- _DIRECTIONS FOR THIS TASK_
Copy all lines in which the word "color" can be found.

####

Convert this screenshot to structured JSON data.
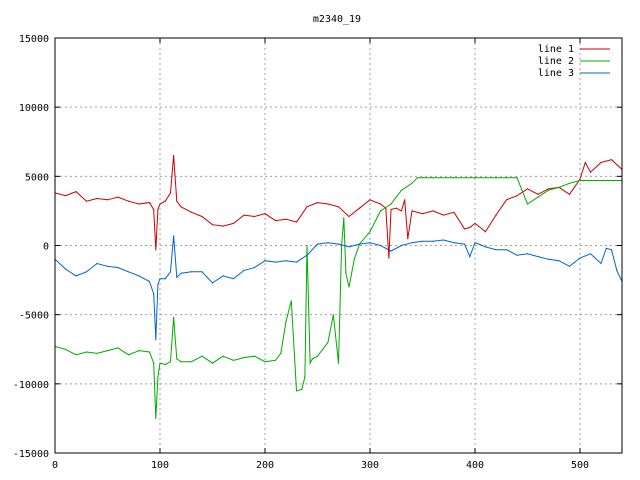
{
  "chart_data": {
    "type": "line",
    "title": "m2340_19",
    "xlabel": "",
    "ylabel": "",
    "xlim": [
      0,
      540
    ],
    "ylim": [
      -15000,
      15000
    ],
    "x_ticks": [
      0,
      100,
      200,
      300,
      400,
      500
    ],
    "y_ticks": [
      -15000,
      -10000,
      -5000,
      0,
      5000,
      10000,
      15000
    ],
    "grid": true,
    "legend_position": "top-right",
    "series": [
      {
        "name": "line 1",
        "color": "#cc0000",
        "x": [
          0,
          10,
          20,
          30,
          40,
          50,
          60,
          70,
          80,
          90,
          94,
          96,
          98,
          100,
          105,
          110,
          113,
          116,
          120,
          130,
          140,
          150,
          160,
          170,
          180,
          190,
          200,
          210,
          220,
          230,
          240,
          250,
          260,
          270,
          280,
          290,
          300,
          310,
          315,
          318,
          320,
          325,
          330,
          333,
          336,
          340,
          350,
          360,
          370,
          380,
          390,
          395,
          400,
          410,
          420,
          430,
          440,
          450,
          460,
          470,
          480,
          490,
          500,
          505,
          510,
          520,
          530,
          540
        ],
        "y": [
          3800,
          3600,
          3900,
          3200,
          3400,
          3300,
          3500,
          3200,
          3000,
          3100,
          2600,
          -300,
          2600,
          3000,
          3200,
          3800,
          6500,
          3200,
          2800,
          2400,
          2100,
          1500,
          1400,
          1600,
          2200,
          2100,
          2300,
          1800,
          1900,
          1700,
          2800,
          3100,
          3000,
          2800,
          2100,
          2700,
          3300,
          3000,
          2700,
          -900,
          2600,
          2700,
          2500,
          3300,
          500,
          2500,
          2300,
          2500,
          2200,
          2400,
          1200,
          1300,
          1600,
          1000,
          2200,
          3300,
          3600,
          4100,
          3700,
          4100,
          4200,
          3700,
          4800,
          6000,
          5300,
          6000,
          6200,
          5500
        ]
      },
      {
        "name": "line 2",
        "color": "#00aa00",
        "x": [
          0,
          10,
          20,
          30,
          40,
          50,
          60,
          70,
          80,
          90,
          94,
          96,
          98,
          100,
          105,
          110,
          113,
          116,
          120,
          130,
          140,
          150,
          160,
          170,
          180,
          190,
          200,
          210,
          215,
          220,
          225,
          230,
          235,
          238,
          240,
          243,
          245,
          250,
          260,
          265,
          270,
          273,
          275,
          277,
          280,
          285,
          290,
          300,
          310,
          320,
          330,
          340,
          345,
          350,
          360,
          380,
          400,
          420,
          430,
          440,
          450,
          460,
          470,
          480,
          490,
          500,
          510,
          540
        ],
        "y": [
          -7300,
          -7500,
          -7900,
          -7700,
          -7800,
          -7600,
          -7400,
          -7900,
          -7600,
          -7700,
          -8500,
          -12500,
          -9500,
          -8500,
          -8600,
          -8400,
          -5200,
          -8200,
          -8400,
          -8400,
          -8000,
          -8500,
          -8000,
          -8300,
          -8100,
          -8000,
          -8400,
          -8300,
          -7800,
          -5500,
          -4000,
          -10500,
          -10400,
          -9500,
          0,
          -8500,
          -8200,
          -8000,
          -7000,
          -5000,
          -8500,
          0,
          2000,
          -2000,
          -3000,
          -1000,
          100,
          1000,
          2500,
          3000,
          4000,
          4500,
          4900,
          4900,
          4900,
          4900,
          4900,
          4900,
          4900,
          4900,
          3000,
          3500,
          4000,
          4200,
          4500,
          4700,
          4700,
          4700
        ]
      },
      {
        "name": "line 3",
        "color": "#0066cc",
        "x": [
          0,
          10,
          20,
          30,
          40,
          50,
          60,
          70,
          80,
          90,
          94,
          96,
          98,
          100,
          105,
          110,
          113,
          116,
          120,
          130,
          140,
          150,
          160,
          170,
          180,
          190,
          200,
          210,
          220,
          230,
          240,
          250,
          260,
          270,
          280,
          290,
          300,
          310,
          320,
          330,
          340,
          350,
          360,
          370,
          380,
          390,
          395,
          400,
          410,
          420,
          430,
          440,
          450,
          460,
          470,
          480,
          490,
          500,
          510,
          520,
          525,
          530,
          535,
          540
        ],
        "y": [
          -1000,
          -1700,
          -2200,
          -1900,
          -1300,
          -1500,
          -1600,
          -1900,
          -2200,
          -2600,
          -3500,
          -6800,
          -2800,
          -2400,
          -2400,
          -1900,
          700,
          -2300,
          -2000,
          -1900,
          -1900,
          -2700,
          -2200,
          -2400,
          -1800,
          -1600,
          -1100,
          -1200,
          -1100,
          -1200,
          -700,
          100,
          200,
          100,
          -100,
          100,
          200,
          0,
          -400,
          0,
          200,
          300,
          300,
          400,
          200,
          100,
          -800,
          200,
          -100,
          -300,
          -300,
          -700,
          -600,
          -800,
          -1000,
          -1100,
          -1500,
          -900,
          -600,
          -1300,
          -200,
          -300,
          -1800,
          -2600
        ]
      }
    ]
  }
}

####

- _FINISHED TASK_
        "color": "#cc0000",
        "color": "#00aa00",
        "color": "#0066cc",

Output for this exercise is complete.